Task goal
Each entry should be written out again exactly, so that nothing is lost.

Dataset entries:
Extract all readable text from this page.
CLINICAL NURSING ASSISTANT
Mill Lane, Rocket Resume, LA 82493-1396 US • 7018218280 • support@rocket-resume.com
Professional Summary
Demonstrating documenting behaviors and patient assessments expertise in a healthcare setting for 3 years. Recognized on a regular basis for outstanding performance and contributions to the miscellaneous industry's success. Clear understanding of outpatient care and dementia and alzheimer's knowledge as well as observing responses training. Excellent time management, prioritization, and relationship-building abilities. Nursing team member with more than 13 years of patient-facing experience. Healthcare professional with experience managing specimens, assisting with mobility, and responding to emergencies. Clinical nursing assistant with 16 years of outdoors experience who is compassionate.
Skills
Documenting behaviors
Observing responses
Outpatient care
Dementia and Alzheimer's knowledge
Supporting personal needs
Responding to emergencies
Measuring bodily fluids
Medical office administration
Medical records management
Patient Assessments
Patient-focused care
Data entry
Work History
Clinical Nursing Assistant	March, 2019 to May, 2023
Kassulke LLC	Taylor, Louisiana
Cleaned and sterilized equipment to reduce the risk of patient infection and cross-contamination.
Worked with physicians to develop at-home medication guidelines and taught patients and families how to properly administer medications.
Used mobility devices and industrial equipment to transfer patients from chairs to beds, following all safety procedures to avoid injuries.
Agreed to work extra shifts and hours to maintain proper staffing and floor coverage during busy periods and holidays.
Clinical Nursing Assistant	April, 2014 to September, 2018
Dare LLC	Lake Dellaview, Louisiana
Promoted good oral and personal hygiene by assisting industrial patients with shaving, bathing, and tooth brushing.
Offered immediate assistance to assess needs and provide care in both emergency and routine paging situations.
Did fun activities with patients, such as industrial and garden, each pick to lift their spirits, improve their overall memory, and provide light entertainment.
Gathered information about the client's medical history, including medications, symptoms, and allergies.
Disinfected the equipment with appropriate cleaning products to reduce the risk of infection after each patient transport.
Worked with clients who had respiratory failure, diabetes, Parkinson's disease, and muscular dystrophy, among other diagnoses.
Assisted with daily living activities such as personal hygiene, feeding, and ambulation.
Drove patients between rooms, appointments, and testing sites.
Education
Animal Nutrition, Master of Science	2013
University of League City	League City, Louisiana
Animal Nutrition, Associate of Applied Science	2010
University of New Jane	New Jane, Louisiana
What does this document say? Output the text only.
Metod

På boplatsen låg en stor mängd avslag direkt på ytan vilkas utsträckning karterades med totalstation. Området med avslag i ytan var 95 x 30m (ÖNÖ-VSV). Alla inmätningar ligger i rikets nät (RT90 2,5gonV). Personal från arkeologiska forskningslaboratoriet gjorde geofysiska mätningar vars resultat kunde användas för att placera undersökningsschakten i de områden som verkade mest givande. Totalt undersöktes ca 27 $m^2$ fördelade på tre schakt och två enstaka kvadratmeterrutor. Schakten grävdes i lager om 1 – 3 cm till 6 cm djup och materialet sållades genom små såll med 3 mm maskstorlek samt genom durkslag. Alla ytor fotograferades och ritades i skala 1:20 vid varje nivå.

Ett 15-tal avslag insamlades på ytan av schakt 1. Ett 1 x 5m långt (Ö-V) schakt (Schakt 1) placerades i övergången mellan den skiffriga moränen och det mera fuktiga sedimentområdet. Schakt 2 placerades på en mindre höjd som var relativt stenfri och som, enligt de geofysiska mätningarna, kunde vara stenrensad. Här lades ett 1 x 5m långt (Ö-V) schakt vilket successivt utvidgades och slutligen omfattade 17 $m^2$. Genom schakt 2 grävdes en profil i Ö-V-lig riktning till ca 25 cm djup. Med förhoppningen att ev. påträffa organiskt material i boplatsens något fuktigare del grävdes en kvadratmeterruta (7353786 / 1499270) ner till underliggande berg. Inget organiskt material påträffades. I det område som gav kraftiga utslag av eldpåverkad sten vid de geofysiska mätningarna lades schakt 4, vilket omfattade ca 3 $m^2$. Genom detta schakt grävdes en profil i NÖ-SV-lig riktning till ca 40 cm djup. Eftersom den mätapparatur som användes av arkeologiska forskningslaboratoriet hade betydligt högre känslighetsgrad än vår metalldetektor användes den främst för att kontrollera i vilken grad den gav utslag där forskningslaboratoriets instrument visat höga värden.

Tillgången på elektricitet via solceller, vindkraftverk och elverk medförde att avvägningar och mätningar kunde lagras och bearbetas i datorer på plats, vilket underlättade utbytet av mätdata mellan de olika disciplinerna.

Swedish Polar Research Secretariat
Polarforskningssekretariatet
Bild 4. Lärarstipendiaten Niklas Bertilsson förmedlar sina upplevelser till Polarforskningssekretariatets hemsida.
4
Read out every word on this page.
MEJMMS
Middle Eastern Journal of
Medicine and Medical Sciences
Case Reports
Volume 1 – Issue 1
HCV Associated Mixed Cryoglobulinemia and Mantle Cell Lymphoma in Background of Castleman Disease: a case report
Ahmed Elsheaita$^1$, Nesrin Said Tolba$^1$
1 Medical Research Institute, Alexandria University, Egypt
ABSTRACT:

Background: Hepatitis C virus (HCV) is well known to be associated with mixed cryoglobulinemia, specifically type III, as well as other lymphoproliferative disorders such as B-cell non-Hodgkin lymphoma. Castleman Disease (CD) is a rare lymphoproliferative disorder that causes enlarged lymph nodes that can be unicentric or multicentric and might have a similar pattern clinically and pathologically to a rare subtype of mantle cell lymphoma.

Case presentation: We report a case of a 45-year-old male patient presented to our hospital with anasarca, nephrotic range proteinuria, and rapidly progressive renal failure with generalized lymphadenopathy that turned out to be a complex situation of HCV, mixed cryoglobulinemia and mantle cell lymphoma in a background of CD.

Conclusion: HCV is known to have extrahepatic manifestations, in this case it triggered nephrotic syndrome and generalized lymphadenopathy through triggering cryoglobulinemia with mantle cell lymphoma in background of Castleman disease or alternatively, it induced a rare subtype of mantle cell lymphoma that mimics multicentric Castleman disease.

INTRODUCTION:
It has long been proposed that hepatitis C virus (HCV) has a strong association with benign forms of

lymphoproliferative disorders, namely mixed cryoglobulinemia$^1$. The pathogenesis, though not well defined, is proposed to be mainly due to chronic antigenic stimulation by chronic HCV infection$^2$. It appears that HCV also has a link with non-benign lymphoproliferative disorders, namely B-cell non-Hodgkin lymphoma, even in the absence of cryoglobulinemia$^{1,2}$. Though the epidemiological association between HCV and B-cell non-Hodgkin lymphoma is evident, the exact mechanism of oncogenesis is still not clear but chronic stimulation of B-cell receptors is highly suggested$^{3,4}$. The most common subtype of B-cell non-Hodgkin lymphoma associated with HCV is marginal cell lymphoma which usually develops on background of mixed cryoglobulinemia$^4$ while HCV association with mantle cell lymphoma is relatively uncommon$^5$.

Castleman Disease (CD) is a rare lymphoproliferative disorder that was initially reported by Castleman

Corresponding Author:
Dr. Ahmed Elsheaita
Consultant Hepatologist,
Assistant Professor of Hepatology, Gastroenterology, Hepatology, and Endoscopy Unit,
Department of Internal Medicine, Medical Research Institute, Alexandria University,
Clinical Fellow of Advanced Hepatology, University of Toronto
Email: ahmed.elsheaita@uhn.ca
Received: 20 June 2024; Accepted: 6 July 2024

Exercise output
Extract all readable text from this page.
CLINICAL NURSING ASSISTANT
Mill Lane, Rocket Resume, LA 82493-1396 US • 7018218280 • support@rocket-resume.com
Professional Summary
Demonstrating documenting behaviors and patient assessments expertise in a healthcare setting for 3 years. Recognized on a regular basis for outstanding performance and contributions to the miscellaneous industry's success. Clear understanding of outpatient care and dementia and alzheimer's knowledge as well as observing responses training. Excellent time management, prioritization, and relationship-building abilities. Nursing team member with more than 13 years of patient-facing experience. Healthcare professional with experience managing specimens, assisting with mobility, and responding to emergencies. Clinical nursing assistant with 16 years of outdoors experience who is compassionate.
Skills
Documenting behaviors
Observing responses
Outpatient care
Dementia and Alzheimer's knowledge
Supporting personal needs
Responding to emergencies
Measuring bodily fluids
Medical office administration
Medical records management
Patient Assessments
Patient-focused care
Data entry
Work History
Clinical Nursing Assistant	March, 2019 to May, 2023
Kassulke LLC	Taylor, Louisiana
Cleaned and sterilized equipment to reduce the risk of patient infection and cross-contamination.
Worked with physicians to develop at-home medication guidelines and taught patients and families how to properly administer medications.
Used mobility devices and industrial equipment to transfer patients from chairs to beds, following all safety procedures to avoid injuries.
Agreed to work extra shifts and hours to maintain proper staffing and floor coverage during busy periods and holidays.
Clinical Nursing Assistant	April, 2014 to September, 2018
Dare LLC	Lake Dellaview, Louisiana
Promoted good oral and personal hygiene by assisting industrial patients with shaving, bathing, and tooth brushing.
Offered immediate assistance to assess needs and provide care in both emergency and routine paging situations.
Did fun activities with patients, such as industrial and garden, each pick to lift their spirits, improve their overall memory, and provide light entertainment.
Gathered information about the client's medical history, including medications, symptoms, and allergies.
Disinfected the equipment with appropriate cleaning products to reduce the risk of infection after each patient transport.
Worked with clients who had respiratory failure, diabetes, Parkinson's disease, and muscular dystrophy, among other diagnoses.
Assisted with daily living activities such as personal hygiene, feeding, and ambulation.
Drove patients between rooms, appointments, and testing sites.
Education
Animal Nutrition, Master of Science	2013
University of League City	League City, Louisiana
Animal Nutrition, Associate of Applied Science	2010
University of New Jane	New Jane, Louisiana
What does this document say? Output the text only.
Metod

På boplatsen låg en stor mängd avslag direkt på ytan vilkas utsträckning karterades med totalstation. Området med avslag i ytan var 95 x 30m (ÖNÖ-VSV). Alla inmätningar ligger i rikets nät (RT90 2,5gonV). Personal från arkeologiska forskningslaboratoriet gjorde geofysiska mätningar vars resultat kunde användas för att placera undersökningsschakten i de områden som verkade mest givande. Totalt undersöktes ca 27 $m^2$ fördelade på tre schakt och två enstaka kvadratmeterrutor. Schakten grävdes i lager om 1 – 3 cm till 6 cm djup och materialet sållades genom små såll med 3 mm maskstorlek samt genom durkslag. Alla ytor fotograferades och ritades i skala 1:20 vid varje nivå.

Ett 15-tal avslag insamlades på ytan av schakt 1. Ett 1 x 5m långt (Ö-V) schakt (Schakt 1) placerades i övergången mellan den skiffriga moränen och det mera fuktiga sedimentområdet. Schakt 2 placerades på en mindre höjd som var relativt stenfri och som, enligt de geofysiska mätningarna, kunde vara stenrensad. Här lades ett 1 x 5m långt (Ö-V) schakt vilket successivt utvidgades och slutligen omfattade 17 $m^2$. Genom schakt 2 grävdes en profil i Ö-V-lig riktning till ca 25 cm djup. Med förhoppningen att ev. påträffa organiskt material i boplatsens något fuktigare del grävdes en kvadratmeterruta (7353786 / 1499270) ner till underliggande berg. Inget organiskt material påträffades. I det område som gav kraftiga utslag av eldpåverkad sten vid de geofysiska mätningarna lades schakt 4, vilket omfattade ca 3 $m^2$. Genom detta schakt grävdes en profil i NÖ-SV-lig riktning till ca 40 cm djup. Eftersom den mätapparatur som användes av arkeologiska forskningslaboratoriet hade betydligt högre känslighetsgrad än vår metalldetektor användes den främst för att kontrollera i vilken grad den gav utslag där forskningslaboratoriets instrument visat höga värden.

Tillgången på elektricitet via solceller, vindkraftverk och elverk medförde att avvägningar och mätningar kunde lagras och bearbetas i datorer på plats, vilket underlättade utbytet av mätdata mellan de olika disciplinerna.

Swedish Polar Research Secretariat
Polarforskningssekretariatet
Bild 4. Lärarstipendiaten Niklas Bertilsson förmedlar sina upplevelser till Polarforskningssekretariatets hemsida.
4
Read out every word on this page.
MEJMMS
Middle Eastern Journal of
Medicine and Medical Sciences
Case Reports
Volume 1 – Issue 1
HCV Associated Mixed Cryoglobulinemia and Mantle Cell Lymphoma in Background of Castleman Disease: a case report
Ahmed Elsheaita$^1$, Nesrin Said Tolba$^1$
1 Medical Research Institute, Alexandria University, Egypt
ABSTRACT:

Background: Hepatitis C virus (HCV) is well known to be associated with mixed cryoglobulinemia, specifically type III, as well as other lymphoproliferative disorders such as B-cell non-Hodgkin lymphoma. Castleman Disease (CD) is a rare lymphoproliferative disorder that causes enlarged lymph nodes that can be unicentric or multicentric and might have a similar pattern clinically and pathologically to a rare subtype of mantle cell lymphoma.

Case presentation: We report a case of a 45-year-old male patient presented to our hospital with anasarca, nephrotic range proteinuria, and rapidly progressive renal failure with generalized lymphadenopathy that turned out to be a complex situation of HCV, mixed cryoglobulinemia and mantle cell lymphoma in a background of CD.

Conclusion: HCV is known to have extrahepatic manifestations, in this case it triggered nephrotic syndrome and generalized lymphadenopathy through triggering cryoglobulinemia with mantle cell lymphoma in background of Castleman disease or alternatively, it induced a rare subtype of mantle cell lymphoma that mimics multicentric Castleman disease.

INTRODUCTION:
It has long been proposed that hepatitis C virus (HCV) has a strong association with benign forms of

lymphoproliferative disorders, namely mixed cryoglobulinemia$^1$. The pathogenesis, though not well defined, is proposed to be mainly due to chronic antigenic stimulation by chronic HCV infection$^2$. It appears that HCV also has a link with non-benign lymphoproliferative disorders, namely B-cell non-Hodgkin lymphoma, even in the absence of cryoglobulinemia$^{1,2}$. Though the epidemiological association between HCV and B-cell non-Hodgkin lymphoma is evident, the exact mechanism of oncogenesis is still not clear but chronic stimulation of B-cell receptors is highly suggested$^{3,4}$. The most common subtype of B-cell non-Hodgkin lymphoma associated with HCV is marginal cell lymphoma which usually develops on background of mixed cryoglobulinemia$^4$ while HCV association with mantle cell lymphoma is relatively uncommon$^5$.

Castleman Disease (CD) is a rare lymphoproliferative disorder that was initially reported by Castleman

Corresponding Author:
Dr. Ahmed Elsheaita
Consultant Hepatologist,
Assistant Professor of Hepatology, Gastroenterology, Hepatology, and Endoscopy Unit,
Department of Internal Medicine, Medical Research Institute, Alexandria University,
Clinical Fellow of Advanced Hepatology, University of Toronto
Email: ahmed.elsheaita@uhn.ca
Received: 20 June 2024; Accepted: 6 July 2024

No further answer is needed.